>> Begin Records for the task
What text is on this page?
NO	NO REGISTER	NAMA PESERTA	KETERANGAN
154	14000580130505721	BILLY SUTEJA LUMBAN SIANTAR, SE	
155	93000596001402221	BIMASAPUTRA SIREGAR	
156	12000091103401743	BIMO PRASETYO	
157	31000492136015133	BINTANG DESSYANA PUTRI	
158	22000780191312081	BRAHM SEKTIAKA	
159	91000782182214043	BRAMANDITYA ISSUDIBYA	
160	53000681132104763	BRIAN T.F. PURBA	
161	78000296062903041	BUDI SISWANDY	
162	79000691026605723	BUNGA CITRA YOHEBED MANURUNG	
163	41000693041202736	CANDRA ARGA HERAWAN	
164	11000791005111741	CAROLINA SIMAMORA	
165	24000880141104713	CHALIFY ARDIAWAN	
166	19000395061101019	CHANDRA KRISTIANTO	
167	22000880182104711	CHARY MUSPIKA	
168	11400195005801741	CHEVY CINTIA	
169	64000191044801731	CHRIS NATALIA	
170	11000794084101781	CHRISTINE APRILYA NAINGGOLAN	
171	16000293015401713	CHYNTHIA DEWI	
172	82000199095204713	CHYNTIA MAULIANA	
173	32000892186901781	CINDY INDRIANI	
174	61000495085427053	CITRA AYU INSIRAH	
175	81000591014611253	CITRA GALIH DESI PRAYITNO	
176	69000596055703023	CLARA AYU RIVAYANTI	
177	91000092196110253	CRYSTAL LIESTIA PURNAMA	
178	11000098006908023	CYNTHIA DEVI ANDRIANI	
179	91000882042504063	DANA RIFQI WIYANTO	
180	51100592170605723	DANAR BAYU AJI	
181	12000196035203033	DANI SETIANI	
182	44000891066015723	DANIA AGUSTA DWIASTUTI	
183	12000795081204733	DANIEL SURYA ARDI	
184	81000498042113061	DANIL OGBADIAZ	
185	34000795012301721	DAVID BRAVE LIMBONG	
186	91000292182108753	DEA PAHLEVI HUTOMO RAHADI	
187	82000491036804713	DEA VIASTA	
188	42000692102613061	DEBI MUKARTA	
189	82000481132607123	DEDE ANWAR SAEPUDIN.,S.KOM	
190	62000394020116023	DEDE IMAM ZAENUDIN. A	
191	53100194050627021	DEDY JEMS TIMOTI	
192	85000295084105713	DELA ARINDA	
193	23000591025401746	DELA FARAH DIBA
>> End Records for the task
The exercise: Using the listing above, gather each line that holds the string "DEDE" and copy it.

Written response:
189	82000481132607123	DEDE ANWAR SAEPUDIN.,S.KOM	
190	62000394020116023	DEDE IMAM ZAENUDIN. A	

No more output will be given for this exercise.